-------- Records supplied --------

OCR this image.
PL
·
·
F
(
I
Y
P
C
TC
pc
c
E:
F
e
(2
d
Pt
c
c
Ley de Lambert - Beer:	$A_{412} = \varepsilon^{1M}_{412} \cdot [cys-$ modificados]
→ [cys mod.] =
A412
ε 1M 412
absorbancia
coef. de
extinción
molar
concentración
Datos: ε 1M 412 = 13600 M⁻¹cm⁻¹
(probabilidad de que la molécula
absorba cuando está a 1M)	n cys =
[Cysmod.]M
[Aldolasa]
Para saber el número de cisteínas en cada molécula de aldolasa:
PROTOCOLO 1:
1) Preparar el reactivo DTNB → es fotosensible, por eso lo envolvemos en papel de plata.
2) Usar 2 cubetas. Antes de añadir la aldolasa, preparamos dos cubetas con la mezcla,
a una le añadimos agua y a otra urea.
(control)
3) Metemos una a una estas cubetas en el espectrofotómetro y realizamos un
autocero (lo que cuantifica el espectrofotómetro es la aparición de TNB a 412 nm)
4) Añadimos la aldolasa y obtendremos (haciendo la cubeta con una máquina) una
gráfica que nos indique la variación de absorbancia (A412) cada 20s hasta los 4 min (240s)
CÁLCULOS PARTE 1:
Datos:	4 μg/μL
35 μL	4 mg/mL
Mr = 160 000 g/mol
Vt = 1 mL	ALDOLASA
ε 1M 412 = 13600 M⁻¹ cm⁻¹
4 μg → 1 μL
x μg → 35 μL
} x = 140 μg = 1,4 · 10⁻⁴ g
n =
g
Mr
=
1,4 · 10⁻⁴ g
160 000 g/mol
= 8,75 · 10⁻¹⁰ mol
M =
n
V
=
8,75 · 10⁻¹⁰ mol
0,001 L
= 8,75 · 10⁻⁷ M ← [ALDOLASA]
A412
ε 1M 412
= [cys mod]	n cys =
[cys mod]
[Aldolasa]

--------

Goal: Copy every line above that includes the string "absorbancia".

Written response:
absorbancia
gráfica que nos indique la variación de absorbancia (A412) cada 20s hasta los 4 min (240s)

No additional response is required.